Task prompt
Look below and pull out each line with the word "liquid".

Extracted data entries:
########

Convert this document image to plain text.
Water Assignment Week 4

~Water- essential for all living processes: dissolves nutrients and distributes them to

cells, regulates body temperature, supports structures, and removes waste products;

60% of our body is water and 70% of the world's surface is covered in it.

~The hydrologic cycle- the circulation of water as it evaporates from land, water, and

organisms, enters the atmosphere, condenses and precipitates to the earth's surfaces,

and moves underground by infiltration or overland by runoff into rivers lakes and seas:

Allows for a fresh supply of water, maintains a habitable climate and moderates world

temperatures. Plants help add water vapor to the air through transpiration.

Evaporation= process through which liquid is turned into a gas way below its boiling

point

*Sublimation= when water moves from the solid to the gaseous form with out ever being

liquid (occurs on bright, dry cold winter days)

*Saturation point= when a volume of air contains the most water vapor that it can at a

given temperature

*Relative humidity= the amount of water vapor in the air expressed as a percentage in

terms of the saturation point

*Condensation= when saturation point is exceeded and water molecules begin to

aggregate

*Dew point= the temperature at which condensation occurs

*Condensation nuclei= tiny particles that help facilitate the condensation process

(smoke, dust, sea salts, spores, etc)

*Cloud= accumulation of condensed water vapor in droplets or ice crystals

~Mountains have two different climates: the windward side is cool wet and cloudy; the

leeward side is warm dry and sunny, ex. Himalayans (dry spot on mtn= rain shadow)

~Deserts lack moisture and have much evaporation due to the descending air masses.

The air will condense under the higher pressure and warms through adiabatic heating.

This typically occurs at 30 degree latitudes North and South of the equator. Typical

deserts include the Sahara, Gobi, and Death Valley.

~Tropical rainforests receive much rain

########

Exercise response
Evaporation= process through which liquid is turned into a gas way below its boiling
liquid (occurs on bright, dry cold winter days)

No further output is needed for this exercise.